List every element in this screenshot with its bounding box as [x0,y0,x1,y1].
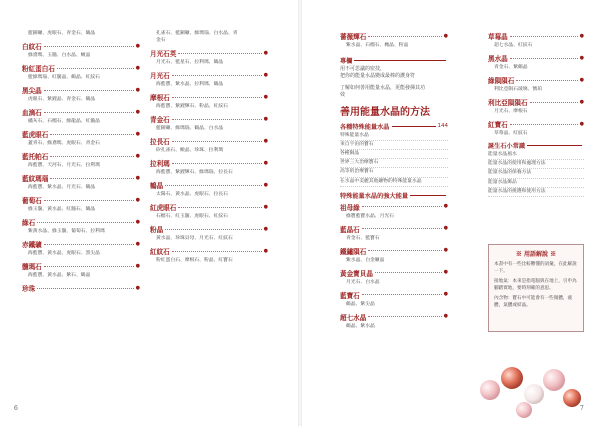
bullet-icon: ● [579,54,584,61]
entry-related-stones: 紫黃水晶、綠玉髓、葡萄石、拉利瑪 [28,229,105,234]
index-entry [22,62,140,81]
toc-item: 高等的治療寶石 [340,168,448,177]
entry-title: 紅寶石 [488,121,508,129]
entry-related-stones: 綠玉髓、黃水晶、紅髓石、鶴晶 [28,207,96,212]
list-item: 能量水晶的使用和處理方法 [488,160,584,169]
entry-heading [150,113,268,125]
bullet-icon: ● [443,291,448,298]
glossary-paragraph: 本書中有一些比較難懂的詞彙，在此解說一下。 [494,262,577,274]
index-entry [150,113,268,132]
entry-heading [22,260,140,272]
toc-page-number: 144 [437,123,448,130]
entry-related-stones: 鶴晶、紫尖晶 [346,301,375,307]
entry-heading [22,84,140,96]
entry-heading [150,47,268,59]
entry-heading [488,30,584,42]
entry-heading [22,238,140,250]
entry-heading [340,30,448,42]
entry-title: 青金石 [150,116,170,124]
entry-heading [488,118,584,130]
page-number-left: 6 [14,405,18,412]
bullet-icon: ● [263,225,268,232]
entry-related-stones: 鶴晶、紫水晶 [346,323,375,329]
entry-related-stones: 月光石、藍星石、拉利瑪、鶴晶 [156,60,224,65]
entry-title: 髓瑪石 [22,263,42,271]
entry-title: 粉紅蛋白石 [22,65,55,73]
entry-title: 紅紋石 [150,248,170,256]
index-entry [488,30,584,49]
bullet-icon: ● [263,49,268,56]
entry-heading [340,267,448,279]
index-entry [22,40,140,59]
entry-title: 藍托帕石 [22,153,49,161]
entry-title: 月光石 [150,72,170,80]
index-entry [22,260,140,279]
entry-related-stones: 綠寶藍寶水晶、月光石 [346,213,394,219]
entry-heading [488,96,584,108]
entry-heading [22,172,140,184]
entry-related-stones: 海藍寶、紫鋰輝石、粉晶、紅紋石 [156,104,228,109]
list-heading [488,140,584,151]
entry-related-stones: 月光石、白水晶 [346,279,380,285]
index-entry [340,289,448,308]
column-title: 專欄 [340,58,353,65]
bullet-icon: ● [135,284,140,291]
entry-related-stones: 綠鳶瑪、玉髓、白水晶、橄晶 [28,53,91,58]
bullet-icon: ● [443,225,448,232]
entry-related-stones: 黃水晶、珍珠貝母、月光石、紅紋石 [156,236,233,241]
bullet-icon: ● [135,174,140,181]
entry-related-stones: 太陽石、黃水晶、虎眼石、拉長石 [156,192,228,197]
crystal-beads-image [468,350,588,420]
bullet-icon: ● [443,269,448,276]
index-entry [340,223,448,242]
entry-related-stones: 矽孔雀石、橄晶、珍珠、拉利瑪 [156,148,224,153]
entry-title: 藍虎眼石 [22,131,49,139]
entry-heading [488,52,584,64]
entry-heading [150,69,268,81]
entry-related-stones: 紫水晶、石榴石、橄晶、粉晶 [346,43,409,48]
index-entry [150,47,268,66]
entry-related-stones: 海藍寶、黃水晶、紫石、鶴晶 [28,273,91,278]
bullet-icon: ● [135,196,140,203]
index-entry [488,74,584,93]
intro-text: 了解如何善用能量水晶，更能發揮其功 效 [340,84,426,99]
entry-title: 葡萄石 [22,197,42,205]
entry-heading [150,135,268,147]
index-entry [22,172,140,191]
glossary-title: ※ 用語解說 ※ [515,251,557,258]
entry-related-stones: 草莓晶、紅紋石 [494,131,528,136]
index-entry [488,96,584,115]
bullet-icon: ● [135,130,140,137]
entry-heading [340,289,448,301]
index-entry [150,223,268,242]
entry-related-stones: 海藍寶、紫水晶、拉利瑪、鶴晶 [156,82,224,87]
entry-heading [22,216,140,228]
bullet-icon: ● [263,71,268,78]
index-entry [340,311,448,330]
entry-related-stones: 蓋青石、綠鳶瑪、虎眼石、青金石 [28,141,100,146]
bullet-icon: ● [443,203,448,210]
entry-related-stones: 海藍寶、紫水晶、月光石、鶴晶 [28,185,96,190]
entry-related-stones: 海藍寶、紫鋰輝石、綠瑪瑙、拉長石 [156,170,233,175]
entry-related-stones: 虎眼石、紫鋰晶、青金石、鶴晶 [28,97,96,102]
entry-related-stones: 藍銅礦、虎眼石、青金石、鶴晶 [28,31,96,36]
index-entry [150,245,268,264]
bullet-icon: ● [135,262,140,269]
bullet-icon: ● [263,93,268,100]
entry-title: 白紋石 [22,43,42,51]
bullet-icon: ● [263,159,268,166]
entry-title: 黑尖晶 [22,87,42,95]
index-entry [150,157,268,176]
list-item: 能量水晶飾品 [488,179,584,188]
index-entry [150,135,268,154]
index-entry [22,216,140,235]
bullet-icon: ● [579,98,584,105]
entry-title: 拉利瑪 [150,160,170,168]
entry-related-stones: 金石 [156,38,166,43]
entry-title: 赤鐵礦 [22,241,42,249]
entry-title: 藍寶石 [340,291,360,300]
entry-related-stones: 月光石、摩根石 [494,109,528,114]
entry-title: 血滴石 [22,109,42,117]
entry-related-stones: 利比亞隕石玻璃、號珀 [494,87,542,92]
entry-title: 祖母綠 [340,203,360,212]
toc-section-heading [340,190,448,201]
entry-title: 紅虎眼石 [150,204,177,212]
index-entry [22,194,140,213]
toc-item: 在水晶中美麗其他礦物的特殊能量水晶 [340,178,448,187]
entry-related-stones: 超七水晶、紅紋石 [494,43,533,48]
index-entry [22,150,140,169]
index-entry [340,245,448,264]
entry-heading [340,311,448,323]
bullet-icon: ● [135,108,140,115]
entry-heading [150,223,268,235]
bullet-icon: ● [135,64,140,71]
entry-title: 黑水晶 [488,55,508,63]
index-entry [150,69,268,88]
entry-related-stones: 紫水晶、白金礦晶 [346,257,385,263]
entry-title: 黃金寶貝晶 [340,269,373,278]
entry-title: 粉晶 [150,226,164,234]
entry-related-stones: 藍綠瑪瑙、紅髓晶、鶴晶、紅紋石 [28,75,100,80]
entry-title: 綠石 [22,219,36,227]
entry-title: 藍紋瑪瑙 [22,175,49,183]
entry-title: 摩根石 [150,94,170,102]
bullet-icon: ● [135,86,140,93]
index-entry [22,238,140,257]
entry-heading [340,223,448,235]
toc-section-title: 特殊能量水晶的強大能量 [340,192,409,200]
bullet-icon: ● [263,137,268,144]
entry-title: 鶴晶 [150,182,164,190]
entry-related-stones: 石榴石、紅玉髓、虎眼石、紅紋石 [156,214,228,219]
toc-item: 來自宇宙的寶石 [340,141,448,150]
entry-heading [340,245,448,257]
entry-related-stones: 藍銅礦、綠瑪瑙、鶴晶、白水晶 [156,126,224,131]
left-column-2 [150,30,268,267]
entry-title: 月光石英 [150,50,177,58]
index-entry [150,201,268,220]
entry-title: 薔薇輝石 [340,33,367,41]
entry-heading [22,282,140,294]
index-entry [150,91,268,110]
bullet-icon: ● [263,181,268,188]
bullet-icon: ● [443,313,448,320]
index-entry [488,52,584,71]
entry-title: 拉長石 [150,138,170,146]
bullet-icon: ● [443,32,448,39]
column-subtitle: 用不可思議的密技， 把你的能量水晶變成最棒的護身符 [340,66,416,80]
page-number-right: 7 [580,405,584,412]
entry-heading [22,128,140,140]
index-entry [340,201,448,220]
entry-related-stones: 孔雀石、藍銅礦、綠瑪瑙、白水晶、青 [156,31,238,36]
entry-heading [22,150,140,162]
glossary-box [488,244,584,332]
bullet-icon: ● [263,203,268,210]
index-entry [22,30,140,37]
bullet-icon: ● [263,247,268,254]
entry-heading [22,62,140,74]
entry-related-stones: 青金石、藍寶石 [346,235,380,241]
entry-heading [22,194,140,206]
entry-heading [340,201,448,213]
entry-title: 鐵鏽隕石 [340,247,367,256]
list-heading-text: 誕生石小常識 [488,143,526,150]
bullet-icon: ● [579,76,584,83]
toc-section-title: 各種特殊能量水晶 [340,123,390,131]
entry-heading [150,91,268,103]
entry-heading [150,157,268,169]
entry-heading [22,40,140,52]
bullet-icon: ● [135,218,140,225]
glossary-paragraph: 內含物：寶石中可能會有一些微體，液體，氣體或結晶。 [494,296,573,308]
entry-heading [150,179,268,191]
index-entry [22,128,140,147]
list-item: 能量水晶的保養方法 [488,169,584,178]
index-entry [22,282,140,294]
right-column-2 [488,30,584,197]
right-column-1 [340,30,448,333]
index-entry [340,267,448,286]
index-entry [150,179,268,198]
list-item: 能量水晶的挑選和使用方法 [488,188,584,197]
entry-title: 草莓晶 [488,33,508,41]
bullet-icon: ● [443,247,448,254]
entry-heading [488,74,584,86]
entry-title: 珍珠 [22,285,36,293]
entry-heading [150,201,268,213]
glossary-paragraph: 接地氣：本來是指電腦與在地上，引申為腳踏實地，要時刻確的意思。 [494,279,577,291]
index-entry [340,30,448,49]
toc-item: 特殊能量水晶 [340,132,448,141]
index-entry [488,118,584,137]
entry-related-stones: 青金石、紫鶴晶 [494,65,528,70]
toc-item: 各種隕晶 [340,150,448,159]
list-item: 能量水晶風水 [488,151,584,160]
bullet-icon: ● [135,42,140,49]
entry-related-stones: 粉紅蛋白石、摩根石、粉晶、紅寶石 [156,258,233,263]
entry-related-stones: 海藍寶、天河石、月光石、拉利瑪 [28,163,100,168]
entry-title: 藍晶石 [340,225,360,234]
index-entry [150,30,268,44]
entry-related-stones: 海藍寶、黃水晶、虎眼石、黑尖晶 [28,251,100,256]
entry-heading [22,106,140,118]
column-heading [340,55,448,66]
toc-section-heading [340,121,448,132]
toc-item: 世界三大治療寶石 [340,159,448,168]
entry-related-stones: 橘灰石、石榴石、綠龍晶、紅髓晶 [28,119,100,124]
section-big-heading: 善用能量水晶的方法 [340,106,430,118]
bullet-icon: ● [579,120,584,127]
bullet-icon: ● [135,240,140,247]
entry-title: 利比亞隕隕石 [488,99,528,107]
entry-title: 綠隕隕石 [488,77,515,85]
index-entry [22,84,140,103]
bullet-icon: ● [135,152,140,159]
entry-title: 超七水晶 [340,313,367,322]
left-column-1 [22,30,140,297]
entry-heading [150,245,268,257]
bullet-icon: ● [263,115,268,122]
index-entry [22,106,140,125]
bullet-icon: ● [579,32,584,39]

________________________________________

Rewrite the rows beginning with the row that has "bullet-icon: ● [579,54,584,61]" and ending after the row that has "bullet-icon: ● [443,291,448,298]", replacing "bullet-icon" with "bullet-mark" and leaving everything else the same.

[Solution to the problem]
bullet-mark: ● [579,54,584,61]
entry-related-stones: 紫黃水晶、綠玉髓、葡萄石、拉利瑪 [28,229,105,234]
index-entry [22,62,140,81]
toc-item: 高等的治療寶石 [340,168,448,177]
entry-title: 紅寶石 [488,121,508,129]
entry-related-stones: 綠玉髓、黃水晶、紅髓石、鶴晶 [28,207,96,212]
list-item: 能量水晶的使用和處理方法 [488,160,584,169]
entry-heading [150,113,268,125]
bullet-mark: ● [443,291,448,298]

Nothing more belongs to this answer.